┌────────

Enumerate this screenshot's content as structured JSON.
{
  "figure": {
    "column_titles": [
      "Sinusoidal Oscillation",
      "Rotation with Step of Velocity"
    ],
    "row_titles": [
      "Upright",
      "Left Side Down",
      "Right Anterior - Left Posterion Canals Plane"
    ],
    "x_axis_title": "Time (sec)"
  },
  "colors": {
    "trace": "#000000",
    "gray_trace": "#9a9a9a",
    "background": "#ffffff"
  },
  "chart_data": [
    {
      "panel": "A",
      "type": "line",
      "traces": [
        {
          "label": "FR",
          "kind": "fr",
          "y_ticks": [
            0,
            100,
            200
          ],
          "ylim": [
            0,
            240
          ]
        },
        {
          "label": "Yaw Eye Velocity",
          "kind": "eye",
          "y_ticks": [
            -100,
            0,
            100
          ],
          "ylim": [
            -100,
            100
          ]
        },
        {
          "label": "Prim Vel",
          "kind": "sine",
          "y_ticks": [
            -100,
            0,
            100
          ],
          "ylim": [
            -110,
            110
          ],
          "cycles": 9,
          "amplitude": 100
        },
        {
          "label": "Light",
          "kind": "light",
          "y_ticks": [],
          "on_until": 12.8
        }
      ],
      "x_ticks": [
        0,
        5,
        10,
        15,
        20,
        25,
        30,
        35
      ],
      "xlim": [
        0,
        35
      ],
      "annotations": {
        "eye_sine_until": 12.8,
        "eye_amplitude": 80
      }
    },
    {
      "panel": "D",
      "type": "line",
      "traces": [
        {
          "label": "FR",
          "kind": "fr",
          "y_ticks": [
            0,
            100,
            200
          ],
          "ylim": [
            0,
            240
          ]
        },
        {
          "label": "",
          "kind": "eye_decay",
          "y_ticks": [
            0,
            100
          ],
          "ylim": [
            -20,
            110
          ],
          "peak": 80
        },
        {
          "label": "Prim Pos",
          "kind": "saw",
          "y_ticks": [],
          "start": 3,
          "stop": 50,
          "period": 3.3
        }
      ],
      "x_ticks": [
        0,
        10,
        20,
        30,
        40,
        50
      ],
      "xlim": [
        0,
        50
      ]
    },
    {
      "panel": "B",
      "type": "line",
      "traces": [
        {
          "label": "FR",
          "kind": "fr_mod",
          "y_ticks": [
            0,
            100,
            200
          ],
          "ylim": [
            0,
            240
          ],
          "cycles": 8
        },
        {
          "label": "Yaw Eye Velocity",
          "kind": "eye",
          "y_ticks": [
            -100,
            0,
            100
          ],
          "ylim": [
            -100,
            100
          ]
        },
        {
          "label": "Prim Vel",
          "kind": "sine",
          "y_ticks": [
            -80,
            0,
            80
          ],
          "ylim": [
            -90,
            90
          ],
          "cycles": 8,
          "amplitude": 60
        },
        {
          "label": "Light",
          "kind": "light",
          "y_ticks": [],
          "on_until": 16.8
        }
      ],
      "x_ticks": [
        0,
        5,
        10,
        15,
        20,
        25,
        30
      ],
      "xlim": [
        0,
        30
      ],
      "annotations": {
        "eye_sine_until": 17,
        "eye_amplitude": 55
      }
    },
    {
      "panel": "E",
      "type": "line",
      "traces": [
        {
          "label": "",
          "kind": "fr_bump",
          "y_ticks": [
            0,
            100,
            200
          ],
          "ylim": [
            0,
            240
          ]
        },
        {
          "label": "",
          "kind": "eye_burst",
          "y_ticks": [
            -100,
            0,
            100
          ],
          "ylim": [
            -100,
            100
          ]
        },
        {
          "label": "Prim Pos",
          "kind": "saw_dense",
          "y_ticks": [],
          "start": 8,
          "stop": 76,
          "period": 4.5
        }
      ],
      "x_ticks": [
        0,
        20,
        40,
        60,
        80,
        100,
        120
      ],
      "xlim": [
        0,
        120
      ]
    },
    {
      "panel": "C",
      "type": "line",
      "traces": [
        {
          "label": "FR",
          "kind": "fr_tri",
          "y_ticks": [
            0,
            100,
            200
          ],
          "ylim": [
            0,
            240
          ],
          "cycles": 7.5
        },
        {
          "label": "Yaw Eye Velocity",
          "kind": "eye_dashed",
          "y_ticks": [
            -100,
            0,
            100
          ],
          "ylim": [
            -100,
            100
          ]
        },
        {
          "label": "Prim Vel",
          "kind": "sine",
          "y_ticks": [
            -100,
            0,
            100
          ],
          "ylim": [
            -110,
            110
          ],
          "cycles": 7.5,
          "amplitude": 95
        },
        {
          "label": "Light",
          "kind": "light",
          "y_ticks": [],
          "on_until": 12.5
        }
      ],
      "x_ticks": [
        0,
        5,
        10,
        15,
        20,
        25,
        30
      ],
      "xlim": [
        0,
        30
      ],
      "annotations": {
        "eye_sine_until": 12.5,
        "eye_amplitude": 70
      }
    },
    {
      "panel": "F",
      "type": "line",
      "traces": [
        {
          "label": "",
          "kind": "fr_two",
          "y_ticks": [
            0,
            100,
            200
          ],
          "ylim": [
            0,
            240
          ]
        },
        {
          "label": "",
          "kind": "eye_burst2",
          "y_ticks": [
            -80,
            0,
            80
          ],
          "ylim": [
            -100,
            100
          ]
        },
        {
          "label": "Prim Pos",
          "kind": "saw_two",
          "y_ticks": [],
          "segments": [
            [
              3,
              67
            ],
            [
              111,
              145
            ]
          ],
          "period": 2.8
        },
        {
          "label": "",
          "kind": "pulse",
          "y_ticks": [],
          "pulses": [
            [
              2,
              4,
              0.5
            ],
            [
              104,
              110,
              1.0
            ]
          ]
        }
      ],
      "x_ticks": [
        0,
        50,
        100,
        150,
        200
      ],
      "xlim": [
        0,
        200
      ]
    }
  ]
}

└────────

== What is required ==
Output every entry shown above, exactly.

== Task response ==
Enumerate this screenshot's content as structured JSON.
{
  "figure": {
    "column_titles": [
      "Sinusoidal Oscillation",
      "Rotation with Step of Velocity"
    ],
    "row_titles": [
      "Upright",
      "Left Side Down",
      "Right Anterior - Left Posterion Canals Plane"
    ],
    "x_axis_title": "Time (sec)"
  },
  "colors": {
    "trace": "#000000",
    "gray_trace": "#9a9a9a",
    "background": "#ffffff"
  },
  "chart_data": [
    {
      "panel": "A",
      "type": "line",
      "traces": [
        {
          "label": "FR",
          "kind": "fr",
          "y_ticks": [
            0,
            100,
            200
          ],
          "ylim": [
            0,
            240
          ]
        },
        {
          "label": "Yaw Eye Velocity",
          "kind": "eye",
          "y_ticks": [
            -100,
            0,
            100
          ],
          "ylim": [
            -100,
            100
          ]
        },
        {
          "label": "Prim Vel",
          "kind": "sine",
          "y_ticks": [
            -100,
            0,
            100
          ],
          "ylim": [
            -110,
            110
          ],
          "cycles": 9,
          "amplitude": 100
        },
        {
          "label": "Light",
          "kind": "light",
          "y_ticks": [],
          "on_until": 12.8
        }
      ],
      "x_ticks": [
        0,
        5,
        10,
        15,
        20,
        25,
        30,
        35
      ],
      "xlim": [
        0,
        35
      ],
      "annotations": {
        "eye_sine_until": 12.8,
        "eye_amplitude": 80
      }
    },
    {
      "panel": "D",
      "type": "line",
      "traces": [
        {
          "label": "FR",
          "kind": "fr",
          "y_ticks": [
            0,
            100,
            200
          ],
          "ylim": [
            0,
            240
          ]
        },
        {
          "label": "",
          "kind": "eye_decay",
          "y_ticks": [
            0,
            100
          ],
          "ylim": [
            -20,
            110
          ],
          "peak": 80
        },
        {
          "label": "Prim Pos",
          "kind": "saw",
          "y_ticks": [],
          "start": 3,
          "stop": 50,
          "period": 3.3
        }
      ],
      "x_ticks": [
        0,
        10,
        20,
        30,
        40,
        50
      ],
      "xlim": [
        0,
        50
      ]
    },
    {
      "panel": "B",
      "type": "line",
      "traces": [
        {
          "label": "FR",
          "kind": "fr_mod",
          "y_ticks": [
            0,
            100,
            200
          ],
          "ylim": [
            0,
            240
          ],
          "cycles": 8
        },
        {
          "label": "Yaw Eye Velocity",
          "kind": "eye",
          "y_ticks": [
            -100,
            0,
            100
          ],
          "ylim": [
            -100,
            100
          ]
        },
        {
          "label": "Prim Vel",
          "kind": "sine",
          "y_ticks": [
            -80,
            0,
            80
          ],
          "ylim": [
            -90,
            90
          ],
          "cycles": 8,
          "amplitude": 60
        },
        {
          "label": "Light",
          "kind": "light",
          "y_ticks": [],
          "on_until": 16.8
        }
      ],
      "x_ticks": [
        0,
        5,
        10,
        15,
        20,
        25,
        30
      ],
      "xlim": [
        0,
        30
      ],
      "annotations": {
        "eye_sine_until": 17,
        "eye_amplitude": 55
      }
    },
    {
      "panel": "E",
      "type": "line",
      "traces": [
        {
          "label": "",
          "kind": "fr_bump",
          "y_ticks": [
            0,
            100,
            200
          ],
          "ylim": [
            0,
            240
          ]
        },
        {
          "label": "",
          "kind": "eye_burst",
          "y_ticks": [
            -100,
            0,
            100
          ],
          "ylim": [
            -100,
            100
          ]
        },
        {
          "label": "Prim Pos",
          "kind": "saw_dense",
          "y_ticks": [],
          "start": 8,
          "stop": 76,
          "period": 4.5
        }
      ],
      "x_ticks": [
        0,
        20,
        40,
        60,
        80,
        100,
        120
      ],
      "xlim": [
        0,
        120
      ]
    },
    {
      "panel": "C",
      "type": "line",
      "traces": [
        {
          "label": "FR",
          "kind": "fr_tri",
          "y_ticks": [
            0,
            100,
            200
          ],
          "ylim": [
            0,
            240
          ],
          "cycles": 7.5
        },
        {
          "label": "Yaw Eye Velocity",
          "kind": "eye_dashed",
          "y_ticks": [
            -100,
            0,
            100
          ],
          "ylim": [
            -100,
            100
          ]
        },
        {
          "label": "Prim Vel",
          "kind": "sine",
          "y_ticks": [
            -100,
            0,
            100
          ],
          "ylim": [
            -110,
            110
          ],
          "cycles": 7.5,
          "amplitude": 95
        },
        {
          "label": "Light",
          "kind": "light",
          "y_ticks": [],
          "on_until": 12.5
        }
      ],
      "x_ticks": [
        0,
        5,
        10,
        15,
        20,
        25,
        30
      ],
      "xlim": [
        0,
        30
      ],
      "annotations": {
        "eye_sine_until": 12.5,
        "eye_amplitude": 70
      }
    },
    {
      "panel": "F",
      "type": "line",
      "traces": [
        {
          "label": "",
          "kind": "fr_two",
          "y_ticks": [
            0,
            100,
            200
          ],
          "ylim": [
            0,
            240
          ]
        },
        {
          "label": "",
          "kind": "eye_burst2",
          "y_ticks": [
            -80,
            0,
            80
          ],
          "ylim": [
            -100,
            100
          ]
        },
        {
          "label": "Prim Pos",
          "kind": "saw_two",
          "y_ticks": [],
          "segments": [
            [
              3,
              67
            ],
            [
              111,
              145
            ]
          ],
          "period": 2.8
        },
        {
          "label": "",
          "kind": "pulse",
          "y_ticks": [],
          "pulses": [
            [
              2,
              4,
              0.5
            ],
            [
              104,
              110,
              1.0
            ]
          ]
        }
      ],
      "x_ticks": [
        0,
        50,
        100,
        150,
        200
      ],
      "xlim": [
        0,
        200
      ]
    }
  ]
}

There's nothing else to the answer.